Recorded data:
────────────────────────────────────────

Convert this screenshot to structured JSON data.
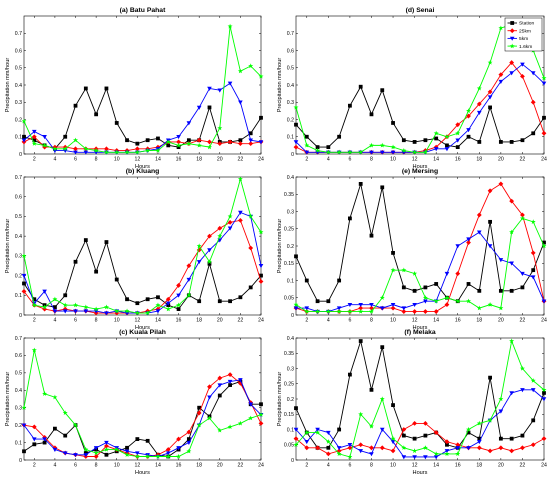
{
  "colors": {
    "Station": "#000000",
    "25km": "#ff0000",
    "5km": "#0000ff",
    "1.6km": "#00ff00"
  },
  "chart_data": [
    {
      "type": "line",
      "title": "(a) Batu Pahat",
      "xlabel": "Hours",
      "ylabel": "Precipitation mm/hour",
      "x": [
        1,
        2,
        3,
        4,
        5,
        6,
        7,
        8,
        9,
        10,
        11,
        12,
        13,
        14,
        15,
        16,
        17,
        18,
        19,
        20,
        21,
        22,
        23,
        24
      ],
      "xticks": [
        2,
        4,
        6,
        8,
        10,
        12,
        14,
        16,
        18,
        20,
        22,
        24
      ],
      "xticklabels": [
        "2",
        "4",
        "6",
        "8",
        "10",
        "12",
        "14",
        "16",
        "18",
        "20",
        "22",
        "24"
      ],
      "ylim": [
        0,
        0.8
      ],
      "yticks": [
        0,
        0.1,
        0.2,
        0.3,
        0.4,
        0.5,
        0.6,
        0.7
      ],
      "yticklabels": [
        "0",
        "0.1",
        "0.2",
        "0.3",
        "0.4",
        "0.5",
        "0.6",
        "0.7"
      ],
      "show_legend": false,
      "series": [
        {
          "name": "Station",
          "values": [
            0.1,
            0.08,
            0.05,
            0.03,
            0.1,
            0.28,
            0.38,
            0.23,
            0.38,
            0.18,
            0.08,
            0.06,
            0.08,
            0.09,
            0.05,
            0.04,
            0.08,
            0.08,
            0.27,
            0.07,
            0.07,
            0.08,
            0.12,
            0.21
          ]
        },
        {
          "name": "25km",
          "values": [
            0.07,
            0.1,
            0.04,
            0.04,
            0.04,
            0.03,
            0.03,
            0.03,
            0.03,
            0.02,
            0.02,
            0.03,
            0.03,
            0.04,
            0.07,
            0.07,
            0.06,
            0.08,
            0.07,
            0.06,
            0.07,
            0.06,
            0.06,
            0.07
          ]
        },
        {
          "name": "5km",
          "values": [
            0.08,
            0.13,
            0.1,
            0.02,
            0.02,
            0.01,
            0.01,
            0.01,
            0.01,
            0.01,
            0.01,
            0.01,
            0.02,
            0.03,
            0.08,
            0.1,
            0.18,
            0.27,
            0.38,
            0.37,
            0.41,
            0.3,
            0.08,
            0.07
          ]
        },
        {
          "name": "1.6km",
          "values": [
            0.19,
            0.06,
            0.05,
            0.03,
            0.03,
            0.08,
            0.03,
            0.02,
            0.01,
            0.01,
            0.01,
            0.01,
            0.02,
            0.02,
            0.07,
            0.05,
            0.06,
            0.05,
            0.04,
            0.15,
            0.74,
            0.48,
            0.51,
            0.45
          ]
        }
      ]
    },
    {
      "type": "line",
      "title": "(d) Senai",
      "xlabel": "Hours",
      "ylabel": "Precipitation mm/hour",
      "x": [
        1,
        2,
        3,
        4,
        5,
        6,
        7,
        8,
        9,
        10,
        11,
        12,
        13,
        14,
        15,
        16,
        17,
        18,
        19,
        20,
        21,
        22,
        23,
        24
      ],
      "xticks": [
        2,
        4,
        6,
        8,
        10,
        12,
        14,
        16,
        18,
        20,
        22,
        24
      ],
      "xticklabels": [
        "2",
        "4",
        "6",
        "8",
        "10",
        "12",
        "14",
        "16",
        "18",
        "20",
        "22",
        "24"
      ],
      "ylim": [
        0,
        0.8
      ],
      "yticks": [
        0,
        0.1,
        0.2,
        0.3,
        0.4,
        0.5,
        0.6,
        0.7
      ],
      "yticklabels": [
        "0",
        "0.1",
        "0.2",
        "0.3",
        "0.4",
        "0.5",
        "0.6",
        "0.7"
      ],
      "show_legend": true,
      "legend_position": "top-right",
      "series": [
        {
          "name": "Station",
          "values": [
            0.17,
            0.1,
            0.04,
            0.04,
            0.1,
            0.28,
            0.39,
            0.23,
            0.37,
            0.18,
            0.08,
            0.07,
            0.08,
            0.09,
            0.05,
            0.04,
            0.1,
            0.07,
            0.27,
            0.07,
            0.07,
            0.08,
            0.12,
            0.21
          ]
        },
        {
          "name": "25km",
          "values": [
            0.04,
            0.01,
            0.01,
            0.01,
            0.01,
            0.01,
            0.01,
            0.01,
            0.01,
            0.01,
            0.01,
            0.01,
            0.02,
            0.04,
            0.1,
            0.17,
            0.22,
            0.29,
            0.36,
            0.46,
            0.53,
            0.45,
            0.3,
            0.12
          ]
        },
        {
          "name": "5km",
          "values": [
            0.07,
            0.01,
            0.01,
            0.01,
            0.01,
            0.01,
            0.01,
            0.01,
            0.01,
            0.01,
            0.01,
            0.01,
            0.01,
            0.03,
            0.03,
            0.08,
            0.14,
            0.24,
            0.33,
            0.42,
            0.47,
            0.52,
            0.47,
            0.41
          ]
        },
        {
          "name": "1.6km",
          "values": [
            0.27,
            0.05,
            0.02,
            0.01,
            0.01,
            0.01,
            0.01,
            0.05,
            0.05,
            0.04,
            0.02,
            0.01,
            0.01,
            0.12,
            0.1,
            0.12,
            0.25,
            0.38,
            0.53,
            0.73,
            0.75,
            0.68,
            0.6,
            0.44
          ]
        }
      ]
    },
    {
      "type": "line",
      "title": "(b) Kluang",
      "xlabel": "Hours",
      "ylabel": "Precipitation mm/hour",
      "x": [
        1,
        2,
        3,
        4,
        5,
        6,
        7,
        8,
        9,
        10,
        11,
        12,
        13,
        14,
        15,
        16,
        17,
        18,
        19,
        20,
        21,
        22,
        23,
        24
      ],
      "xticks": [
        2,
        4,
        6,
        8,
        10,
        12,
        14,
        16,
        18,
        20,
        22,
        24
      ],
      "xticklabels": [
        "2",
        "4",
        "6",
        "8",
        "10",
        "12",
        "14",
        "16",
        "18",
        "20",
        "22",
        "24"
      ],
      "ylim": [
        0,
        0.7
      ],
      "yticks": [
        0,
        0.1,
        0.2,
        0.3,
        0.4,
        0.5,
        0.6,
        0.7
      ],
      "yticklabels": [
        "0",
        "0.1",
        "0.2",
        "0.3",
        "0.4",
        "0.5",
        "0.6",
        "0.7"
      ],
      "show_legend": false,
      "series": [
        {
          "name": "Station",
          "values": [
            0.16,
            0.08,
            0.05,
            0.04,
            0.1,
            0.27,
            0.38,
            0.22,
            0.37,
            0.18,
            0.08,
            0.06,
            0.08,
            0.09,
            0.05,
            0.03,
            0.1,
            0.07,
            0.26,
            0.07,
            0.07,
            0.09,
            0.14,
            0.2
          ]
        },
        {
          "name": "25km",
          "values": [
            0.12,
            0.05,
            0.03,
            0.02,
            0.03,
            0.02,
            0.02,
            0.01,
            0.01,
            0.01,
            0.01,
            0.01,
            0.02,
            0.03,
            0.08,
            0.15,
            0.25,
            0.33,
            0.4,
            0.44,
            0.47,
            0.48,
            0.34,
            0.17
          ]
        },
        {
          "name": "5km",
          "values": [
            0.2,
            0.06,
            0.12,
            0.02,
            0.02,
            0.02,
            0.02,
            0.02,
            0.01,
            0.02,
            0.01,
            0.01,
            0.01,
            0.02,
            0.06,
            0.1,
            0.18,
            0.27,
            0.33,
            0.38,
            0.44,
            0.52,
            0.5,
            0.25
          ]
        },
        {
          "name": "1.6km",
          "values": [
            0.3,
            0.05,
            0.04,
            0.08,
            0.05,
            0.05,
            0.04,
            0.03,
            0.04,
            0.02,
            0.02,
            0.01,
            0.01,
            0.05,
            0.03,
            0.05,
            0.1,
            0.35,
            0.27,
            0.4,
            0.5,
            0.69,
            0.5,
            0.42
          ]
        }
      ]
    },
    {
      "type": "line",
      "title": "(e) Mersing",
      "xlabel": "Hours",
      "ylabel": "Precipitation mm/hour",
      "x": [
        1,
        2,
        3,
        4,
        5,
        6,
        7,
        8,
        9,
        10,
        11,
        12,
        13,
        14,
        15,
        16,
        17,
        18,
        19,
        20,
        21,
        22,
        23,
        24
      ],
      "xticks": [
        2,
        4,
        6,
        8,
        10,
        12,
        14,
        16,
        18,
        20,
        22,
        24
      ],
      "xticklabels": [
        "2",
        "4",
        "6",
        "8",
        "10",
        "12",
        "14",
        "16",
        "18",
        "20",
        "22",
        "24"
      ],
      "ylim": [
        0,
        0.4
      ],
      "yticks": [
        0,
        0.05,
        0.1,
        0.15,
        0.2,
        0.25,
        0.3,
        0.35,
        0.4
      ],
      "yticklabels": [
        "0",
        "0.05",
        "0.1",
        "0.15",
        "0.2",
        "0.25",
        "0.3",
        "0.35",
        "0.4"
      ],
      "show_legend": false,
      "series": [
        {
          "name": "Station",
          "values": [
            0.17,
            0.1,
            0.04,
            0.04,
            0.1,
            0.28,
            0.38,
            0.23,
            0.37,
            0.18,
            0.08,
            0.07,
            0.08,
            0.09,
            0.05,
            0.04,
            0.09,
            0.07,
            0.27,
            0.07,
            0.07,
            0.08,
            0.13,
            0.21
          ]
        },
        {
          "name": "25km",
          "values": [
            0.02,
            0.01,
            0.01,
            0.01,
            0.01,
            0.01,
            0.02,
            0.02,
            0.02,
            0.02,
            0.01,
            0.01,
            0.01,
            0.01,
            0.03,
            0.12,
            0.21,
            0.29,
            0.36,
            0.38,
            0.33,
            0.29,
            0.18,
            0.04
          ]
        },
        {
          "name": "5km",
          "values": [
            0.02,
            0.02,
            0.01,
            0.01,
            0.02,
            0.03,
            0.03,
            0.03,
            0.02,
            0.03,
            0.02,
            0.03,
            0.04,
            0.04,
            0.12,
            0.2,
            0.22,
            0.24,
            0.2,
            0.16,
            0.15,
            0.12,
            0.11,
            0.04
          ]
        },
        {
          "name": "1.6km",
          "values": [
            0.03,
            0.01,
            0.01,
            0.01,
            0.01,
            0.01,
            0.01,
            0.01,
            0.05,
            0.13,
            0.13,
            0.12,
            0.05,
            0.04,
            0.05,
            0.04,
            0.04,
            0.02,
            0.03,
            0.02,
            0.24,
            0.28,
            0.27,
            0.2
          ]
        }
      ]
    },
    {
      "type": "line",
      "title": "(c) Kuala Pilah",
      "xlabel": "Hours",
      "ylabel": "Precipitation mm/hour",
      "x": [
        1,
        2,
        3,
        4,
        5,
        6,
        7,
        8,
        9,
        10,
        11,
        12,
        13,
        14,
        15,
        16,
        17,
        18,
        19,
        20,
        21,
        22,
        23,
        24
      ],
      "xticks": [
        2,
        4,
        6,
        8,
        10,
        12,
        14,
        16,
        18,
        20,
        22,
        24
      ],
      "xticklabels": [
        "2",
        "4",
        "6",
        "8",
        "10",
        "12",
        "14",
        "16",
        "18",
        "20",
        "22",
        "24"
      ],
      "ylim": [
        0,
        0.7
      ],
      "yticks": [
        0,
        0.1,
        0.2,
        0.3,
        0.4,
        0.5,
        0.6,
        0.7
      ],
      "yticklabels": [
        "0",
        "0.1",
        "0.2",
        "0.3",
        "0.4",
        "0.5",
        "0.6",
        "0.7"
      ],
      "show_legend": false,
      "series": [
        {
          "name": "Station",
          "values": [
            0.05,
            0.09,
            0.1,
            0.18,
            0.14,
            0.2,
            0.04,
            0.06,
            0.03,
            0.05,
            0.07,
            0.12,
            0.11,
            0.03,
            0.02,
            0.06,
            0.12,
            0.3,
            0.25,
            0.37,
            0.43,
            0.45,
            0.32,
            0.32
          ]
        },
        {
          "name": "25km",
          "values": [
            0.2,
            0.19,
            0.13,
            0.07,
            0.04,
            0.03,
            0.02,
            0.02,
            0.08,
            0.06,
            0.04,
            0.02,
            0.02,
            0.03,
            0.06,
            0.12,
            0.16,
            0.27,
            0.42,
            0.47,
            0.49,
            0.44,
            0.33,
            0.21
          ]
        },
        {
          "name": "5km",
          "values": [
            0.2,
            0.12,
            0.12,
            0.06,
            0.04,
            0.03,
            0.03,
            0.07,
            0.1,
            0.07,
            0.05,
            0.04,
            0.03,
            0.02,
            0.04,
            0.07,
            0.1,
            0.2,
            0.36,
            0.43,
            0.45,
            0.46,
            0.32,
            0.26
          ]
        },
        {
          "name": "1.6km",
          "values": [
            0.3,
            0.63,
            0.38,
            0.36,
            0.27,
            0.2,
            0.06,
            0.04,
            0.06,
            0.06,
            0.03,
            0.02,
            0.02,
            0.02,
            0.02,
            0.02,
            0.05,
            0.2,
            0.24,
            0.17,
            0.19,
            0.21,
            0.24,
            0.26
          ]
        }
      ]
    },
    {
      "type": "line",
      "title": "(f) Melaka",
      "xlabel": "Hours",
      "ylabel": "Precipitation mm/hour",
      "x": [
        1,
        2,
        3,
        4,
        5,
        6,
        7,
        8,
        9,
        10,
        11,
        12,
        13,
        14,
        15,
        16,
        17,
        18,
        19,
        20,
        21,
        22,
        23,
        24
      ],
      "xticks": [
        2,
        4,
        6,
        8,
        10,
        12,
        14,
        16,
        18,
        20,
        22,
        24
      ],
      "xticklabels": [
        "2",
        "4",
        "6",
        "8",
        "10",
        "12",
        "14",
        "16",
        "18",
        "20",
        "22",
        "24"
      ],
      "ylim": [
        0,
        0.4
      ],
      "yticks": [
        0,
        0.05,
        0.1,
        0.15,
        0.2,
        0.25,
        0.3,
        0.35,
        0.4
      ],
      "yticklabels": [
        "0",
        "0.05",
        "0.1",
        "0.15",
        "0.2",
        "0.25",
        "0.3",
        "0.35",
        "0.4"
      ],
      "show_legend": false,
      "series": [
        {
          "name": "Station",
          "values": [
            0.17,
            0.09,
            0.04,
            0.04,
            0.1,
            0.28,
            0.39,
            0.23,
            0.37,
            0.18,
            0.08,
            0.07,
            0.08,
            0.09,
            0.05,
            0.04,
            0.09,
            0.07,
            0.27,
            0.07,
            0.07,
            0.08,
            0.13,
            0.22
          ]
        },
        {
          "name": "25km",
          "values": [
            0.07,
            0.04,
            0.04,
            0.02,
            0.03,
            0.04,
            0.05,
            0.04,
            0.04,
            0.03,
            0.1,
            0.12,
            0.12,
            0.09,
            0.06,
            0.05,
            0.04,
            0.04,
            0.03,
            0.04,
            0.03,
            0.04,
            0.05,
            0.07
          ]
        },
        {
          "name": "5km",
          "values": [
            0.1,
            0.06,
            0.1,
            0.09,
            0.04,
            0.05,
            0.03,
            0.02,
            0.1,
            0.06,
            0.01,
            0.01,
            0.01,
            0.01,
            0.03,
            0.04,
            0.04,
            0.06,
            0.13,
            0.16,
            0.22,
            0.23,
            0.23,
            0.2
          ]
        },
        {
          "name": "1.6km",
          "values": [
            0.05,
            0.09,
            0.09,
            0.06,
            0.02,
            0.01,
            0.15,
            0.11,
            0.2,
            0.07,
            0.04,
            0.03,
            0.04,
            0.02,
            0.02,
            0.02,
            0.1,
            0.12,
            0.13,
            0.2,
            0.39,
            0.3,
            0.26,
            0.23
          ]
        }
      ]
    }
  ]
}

────────────────────────────────────────

» WRITTEN INSTRUCTION
Show every line from the entries above in which "title" appears.

» SOLUTION BELOW
      "title": "(a) Batu Pahat",
      "title": "(d) Senai",
      "title": "(b) Kluang",
      "title": "(e) Mersing",
      "title": "(c) Kuala Pilah",
      "title": "(f) Melaka",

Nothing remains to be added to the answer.